WORK REQUIRED: Below are entries; tally how many lines hold the string "Maximal" and answer with only that figure.

DATA IN THIS EXERCISE:

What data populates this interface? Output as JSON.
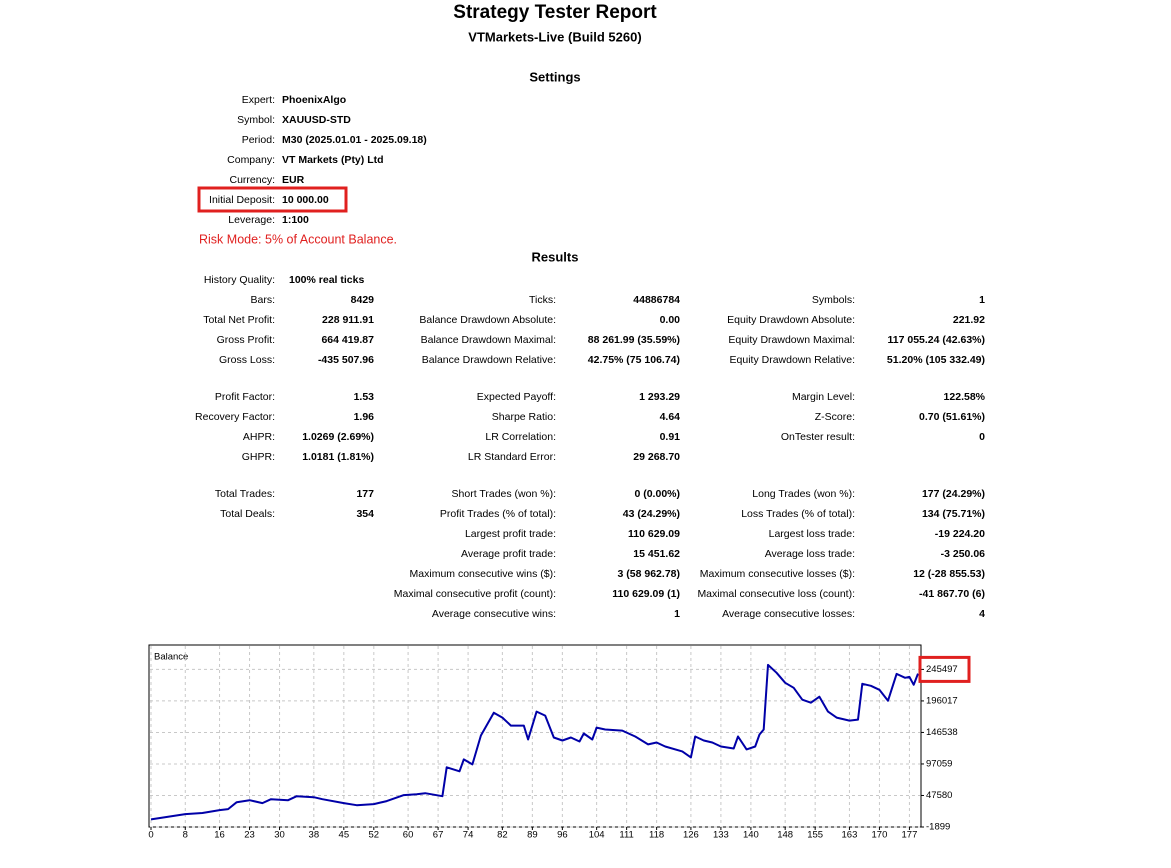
{
  "header": {
    "title": "Strategy Tester Report",
    "subtitle": "VTMarkets-Live (Build 5260)"
  },
  "settings": {
    "title": "Settings",
    "rows": [
      {
        "label": "Expert:",
        "value": "PhoenixAlgo"
      },
      {
        "label": "Symbol:",
        "value": "XAUUSD-STD"
      },
      {
        "label": "Period:",
        "value": "M30 (2025.01.01 - 2025.09.18)"
      },
      {
        "label": "Company:",
        "value": "VT Markets (Pty) Ltd"
      },
      {
        "label": "Currency:",
        "value": "EUR"
      },
      {
        "label": "Initial Deposit:",
        "value": "10 000.00"
      },
      {
        "label": "Leverage:",
        "value": "1:100"
      }
    ],
    "note": "Risk Mode: 5% of Account Balance."
  },
  "results": {
    "title": "Results",
    "groups": [
      [
        [
          {
            "label": "History Quality:",
            "value": "100% real ticks"
          },
          null,
          null
        ],
        [
          {
            "label": "Bars:",
            "value": "8429"
          },
          {
            "label": "Ticks:",
            "value": "44886784"
          },
          {
            "label": "Symbols:",
            "value": "1"
          }
        ],
        [
          {
            "label": "Total Net Profit:",
            "value": "228 911.91"
          },
          {
            "label": "Balance Drawdown Absolute:",
            "value": "0.00"
          },
          {
            "label": "Equity Drawdown Absolute:",
            "value": "221.92"
          }
        ],
        [
          {
            "label": "Gross Profit:",
            "value": "664 419.87"
          },
          {
            "label": "Balance Drawdown Maximal:",
            "value": "88 261.99 (35.59%)"
          },
          {
            "label": "Equity Drawdown Maximal:",
            "value": "117 055.24 (42.63%)"
          }
        ],
        [
          {
            "label": "Gross Loss:",
            "value": "-435 507.96"
          },
          {
            "label": "Balance Drawdown Relative:",
            "value": "42.75% (75 106.74)"
          },
          {
            "label": "Equity Drawdown Relative:",
            "value": "51.20% (105 332.49)"
          }
        ]
      ],
      [
        [
          {
            "label": "Profit Factor:",
            "value": "1.53"
          },
          {
            "label": "Expected Payoff:",
            "value": "1 293.29"
          },
          {
            "label": "Margin Level:",
            "value": "122.58%"
          }
        ],
        [
          {
            "label": "Recovery Factor:",
            "value": "1.96"
          },
          {
            "label": "Sharpe Ratio:",
            "value": "4.64"
          },
          {
            "label": "Z-Score:",
            "value": "0.70 (51.61%)"
          }
        ],
        [
          {
            "label": "AHPR:",
            "value": "1.0269 (2.69%)"
          },
          {
            "label": "LR Correlation:",
            "value": "0.91"
          },
          {
            "label": "OnTester result:",
            "value": "0"
          }
        ],
        [
          {
            "label": "GHPR:",
            "value": "1.0181 (1.81%)"
          },
          {
            "label": "LR Standard Error:",
            "value": "29 268.70"
          },
          null
        ]
      ],
      [
        [
          {
            "label": "Total Trades:",
            "value": "177"
          },
          {
            "label": "Short Trades (won %):",
            "value": "0 (0.00%)"
          },
          {
            "label": "Long Trades (won %):",
            "value": "177 (24.29%)"
          }
        ],
        [
          {
            "label": "Total Deals:",
            "value": "354"
          },
          {
            "label": "Profit Trades (% of total):",
            "value": "43 (24.29%)"
          },
          {
            "label": "Loss Trades (% of total):",
            "value": "134 (75.71%)"
          }
        ],
        [
          null,
          {
            "label": "Largest profit trade:",
            "value": "110 629.09"
          },
          {
            "label": "Largest loss trade:",
            "value": "-19 224.20"
          }
        ],
        [
          null,
          {
            "label": "Average profit trade:",
            "value": "15 451.62"
          },
          {
            "label": "Average loss trade:",
            "value": "-3 250.06"
          }
        ],
        [
          null,
          {
            "label": "Maximum consecutive wins ($):",
            "value": "3 (58 962.78)"
          },
          {
            "label": "Maximum consecutive losses ($):",
            "value": "12 (-28 855.53)"
          }
        ],
        [
          null,
          {
            "label": "Maximal consecutive profit (count):",
            "value": "110 629.09 (1)"
          },
          {
            "label": "Maximal consecutive loss (count):",
            "value": "-41 867.70 (6)"
          }
        ],
        [
          null,
          {
            "label": "Average consecutive wins:",
            "value": "1"
          },
          {
            "label": "Average consecutive losses:",
            "value": "4"
          }
        ]
      ]
    ]
  },
  "chart_data": {
    "type": "line",
    "x": [
      0,
      8,
      12,
      16,
      18,
      20,
      23,
      26,
      28,
      32,
      34,
      38,
      40,
      45,
      48,
      52,
      55,
      59,
      62,
      64,
      68,
      69,
      72,
      73,
      75,
      77,
      80,
      82,
      84,
      87,
      88,
      90,
      92,
      94,
      96,
      98,
      100,
      101,
      103,
      104,
      106,
      110,
      113,
      116,
      118,
      120,
      124,
      126,
      127,
      129,
      131,
      133,
      136,
      137,
      139,
      141,
      142,
      143,
      144,
      146,
      148,
      150,
      152,
      154,
      156,
      158,
      160,
      162,
      163,
      165,
      166,
      168,
      170,
      172,
      174,
      176,
      177,
      178,
      179
    ],
    "series": [
      {
        "name": "Balance",
        "color": "#0000a8",
        "values": [
          10000,
          18400,
          20000,
          24600,
          26200,
          37100,
          40200,
          35600,
          41800,
          40200,
          46500,
          44900,
          41800,
          35600,
          32400,
          34000,
          38700,
          48100,
          49600,
          51200,
          46500,
          91800,
          85500,
          104200,
          96400,
          141700,
          177600,
          169800,
          157300,
          157300,
          135500,
          179200,
          172900,
          138600,
          133900,
          138600,
          132300,
          144800,
          135500,
          154200,
          151100,
          149500,
          140200,
          127700,
          130800,
          124500,
          116700,
          107400,
          140200,
          133900,
          130800,
          124500,
          121400,
          140200,
          119900,
          124500,
          143300,
          151100,
          252500,
          240100,
          224400,
          216600,
          197900,
          193200,
          202600,
          179200,
          169800,
          166700,
          165100,
          166700,
          222900,
          219800,
          213500,
          196300,
          238500,
          232300,
          233800,
          221300,
          238900
        ]
      }
    ],
    "xlim": [
      0,
      179
    ],
    "ylim": [
      -1899,
      283800
    ],
    "xticks": [
      0,
      8,
      16,
      23,
      30,
      38,
      45,
      52,
      60,
      67,
      74,
      82,
      89,
      96,
      104,
      111,
      118,
      126,
      133,
      140,
      148,
      155,
      163,
      170,
      177
    ],
    "yticks": [
      -1899,
      47580,
      97059,
      146538,
      196017,
      245497
    ],
    "grid": true
  }
}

TASK RESULT: 4